### Stated goal
Rewrite the lines of the records starting at the one containing "column-header-percent-free[interactable]: % Free" and ending at the one containing "volume-file-system: FAT32 [352, 165, 396, 182]", changing "Healthy" to "Degraded" and leaving everything else unchanged. Return only those lines.

### Material for this task
- - -
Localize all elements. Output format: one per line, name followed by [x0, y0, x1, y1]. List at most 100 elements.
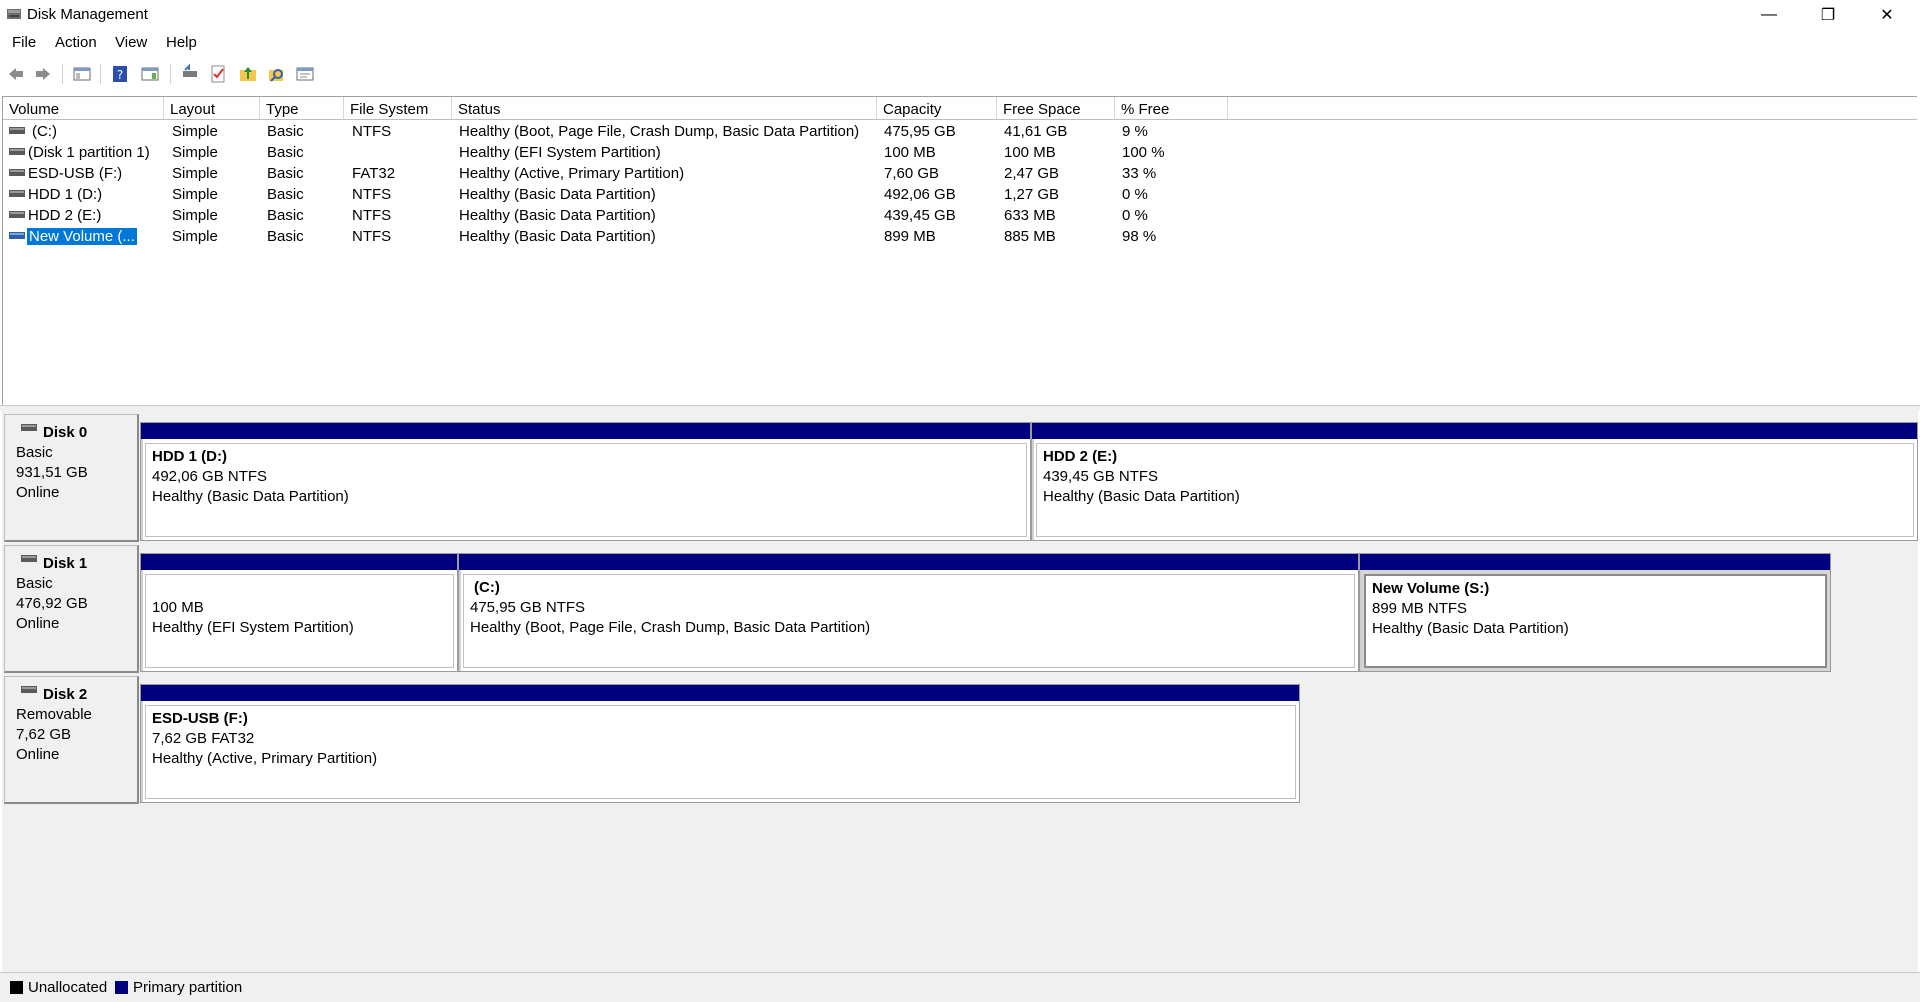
column-header-percent-free[interactable]: % Free [1115, 97, 1228, 120]
volume-status: Healthy (Basic Data Partition) [459, 228, 656, 245]
column-header-volume[interactable]: Volume [3, 97, 164, 120]
volume-capacity: 492,06 GB [884, 186, 956, 203]
table-row[interactable]: HDD 1 (D:) Simple Basic NTFS Healthy (Ba… [3, 184, 1917, 205]
volume-file-system: FAT32 [352, 165, 396, 182]
column-header-type[interactable]: Type [260, 97, 344, 120]
properties-icon[interactable] [295, 64, 315, 84]
volume-status: Healthy (Basic Data Partition) [459, 207, 656, 224]
maximize-button[interactable]: ❐ [1799, 0, 1857, 30]
show-hide-icon[interactable] [140, 64, 160, 84]
check-icon[interactable] [208, 64, 228, 84]
search-icon[interactable] [267, 64, 287, 84]
primary-partition-bar [459, 554, 1358, 570]
volume-name: (Disk 1 partition 1) [28, 144, 150, 161]
partition-hdd1[interactable]: HDD 1 (D:) 492,06 GB NTFS Healthy (Basic… [140, 422, 1031, 541]
table-row-selected[interactable]: New Volume (... Simple Basic NTFS Health… [3, 226, 1917, 247]
console-tree-icon[interactable] [72, 64, 92, 84]
disk-name: Disk 1 [43, 555, 88, 572]
menu-bar: File Action View Help [0, 31, 1920, 55]
disk-2-label[interactable]: Disk 2 Removable 7,62 GB Online [4, 676, 139, 804]
volume-capacity: 100 MB [884, 144, 936, 161]
column-header-capacity[interactable]: Capacity [877, 97, 997, 120]
partition-esd-usb[interactable]: ESD-USB (F:) 7,62 GB FAT32 Healthy (Acti… [140, 684, 1300, 803]
column-header-filler [1228, 97, 1917, 120]
disk-type: Basic [16, 444, 53, 461]
partition-hdd2[interactable]: HDD 2 (E:) 439,45 GB NTFS Healthy (Basic… [1031, 422, 1918, 541]
partition-size: 7,62 GB FAT32 [152, 730, 255, 747]
volume-status: Healthy (EFI System Partition) [459, 144, 661, 161]
drive-icon [9, 232, 25, 239]
primary-partition-bar [1360, 554, 1830, 570]
disk-state: Online [16, 484, 60, 501]
volume-name: ESD-USB (F:) [28, 165, 123, 182]
volume-type: Basic [267, 228, 304, 245]
window-title: Disk Management [27, 6, 148, 23]
volume-percent-free: 0 % [1122, 207, 1148, 224]
volume-capacity: 7,60 GB [884, 165, 940, 182]
partition-status: Healthy (EFI System Partition) [152, 619, 354, 636]
primary-partition-swatch [115, 981, 128, 994]
volume-name: New Volume (... [26, 227, 138, 246]
partition-body: 100 MB Healthy (EFI System Partition) [145, 574, 454, 668]
partition-body: New Volume (S:) 899 MB NTFS Healthy (Bas… [1364, 574, 1827, 668]
help-icon[interactable]: ? [110, 64, 130, 84]
partition-size: 475,95 GB NTFS [470, 599, 586, 616]
volume-status: Healthy (Basic Data Partition) [459, 186, 656, 203]
volume-percent-free: 100 % [1122, 144, 1165, 161]
table-row[interactable]: HDD 2 (E:) Simple Basic NTFS Healthy (Ba… [3, 205, 1917, 226]
volume-type: Basic [267, 207, 304, 224]
partition-efi[interactable]: 100 MB Healthy (EFI System Partition) [140, 553, 458, 672]
minimize-icon: — [1761, 6, 1777, 23]
disk-state: Online [16, 746, 60, 763]
toolbar-separator [100, 64, 101, 84]
forward-icon[interactable] [33, 64, 53, 84]
primary-partition-bar [141, 554, 457, 570]
menu-help[interactable]: Help [166, 34, 197, 51]
volume-layout: Simple [172, 123, 218, 140]
drive-icon [9, 169, 25, 176]
partition-body: (C:) 475,95 GB NTFS Healthy (Boot, Page … [463, 574, 1355, 668]
menu-action[interactable]: Action [55, 34, 97, 51]
volume-status: Healthy (Boot, Page File, Crash Dump, Ba… [459, 123, 860, 140]
volume-name: HDD 2 (E:) [28, 207, 102, 224]
volume-free-space: 1,27 GB [1004, 186, 1060, 203]
partition-size: 100 MB [152, 599, 204, 616]
partition-status: Healthy (Basic Data Partition) [152, 488, 349, 505]
unallocated-swatch [10, 981, 23, 994]
disk-1-label[interactable]: Disk 1 Basic 476,92 GB Online [4, 545, 139, 673]
disk-0-label[interactable]: Disk 0 Basic 931,51 GB Online [4, 414, 139, 542]
volume-free-space: 2,47 GB [1004, 165, 1060, 182]
partition-c[interactable]: (C:) 475,95 GB NTFS Healthy (Boot, Page … [458, 553, 1359, 672]
menu-file[interactable]: File [12, 34, 36, 51]
menu-view[interactable]: View [115, 34, 147, 51]
back-icon[interactable] [6, 64, 26, 84]
column-header-free-space[interactable]: Free Space [997, 97, 1115, 120]
volume-capacity: 439,45 GB [884, 207, 956, 224]
column-header-file-system[interactable]: File System [344, 97, 452, 120]
close-button[interactable]: ✕ [1858, 0, 1916, 30]
volume-type: Basic [267, 144, 304, 161]
table-row[interactable]: (C:) Simple Basic NTFS Healthy (Boot, Pa… [3, 121, 1917, 142]
volume-type: Basic [267, 186, 304, 203]
volume-free-space: 100 MB [1004, 144, 1056, 161]
column-header-status[interactable]: Status [452, 97, 877, 120]
volume-file-system: NTFS [352, 123, 392, 140]
svg-text:?: ? [117, 68, 123, 82]
volume-layout: Simple [172, 207, 218, 224]
partition-title: HDD 2 (E:) [1043, 448, 1118, 465]
column-header-layout[interactable]: Layout [164, 97, 260, 120]
partition-new-volume-selected[interactable]: New Volume (S:) 899 MB NTFS Healthy (Bas… [1359, 553, 1831, 672]
disk-icon [21, 424, 37, 431]
minimize-button[interactable]: — [1740, 0, 1798, 30]
table-row[interactable]: (Disk 1 partition 1) Simple Basic Health… [3, 142, 1917, 163]
volume-percent-free: 98 % [1122, 228, 1157, 245]
disk-name: Disk 2 [43, 686, 88, 703]
volume-capacity: 475,95 GB [884, 123, 956, 140]
volume-percent-free: 9 % [1122, 123, 1148, 140]
connect-disk-icon[interactable] [180, 64, 200, 84]
table-row[interactable]: ESD-USB (F:) Simple Basic FAT32 Healthy … [3, 163, 1917, 184]
close-icon: ✕ [1880, 7, 1894, 24]
up-folder-icon[interactable] [238, 64, 258, 84]
drive-icon [9, 127, 25, 134]
volume-list[interactable]: Volume Layout Type File System Status Ca… [2, 96, 1917, 407]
- - -
### Finished exercise
column-header-percent-free[interactable]: % Free [1115, 97, 1228, 120]
volume-status: Degraded (Basic Data Partition) [459, 228, 656, 245]
column-header-volume[interactable]: Volume [3, 97, 164, 120]
volume-capacity: 492,06 GB [884, 186, 956, 203]
table-row[interactable]: HDD 1 (D:) Simple Basic NTFS Degraded (Ba… [3, 184, 1917, 205]
volume-file-system: FAT32 [352, 165, 396, 182]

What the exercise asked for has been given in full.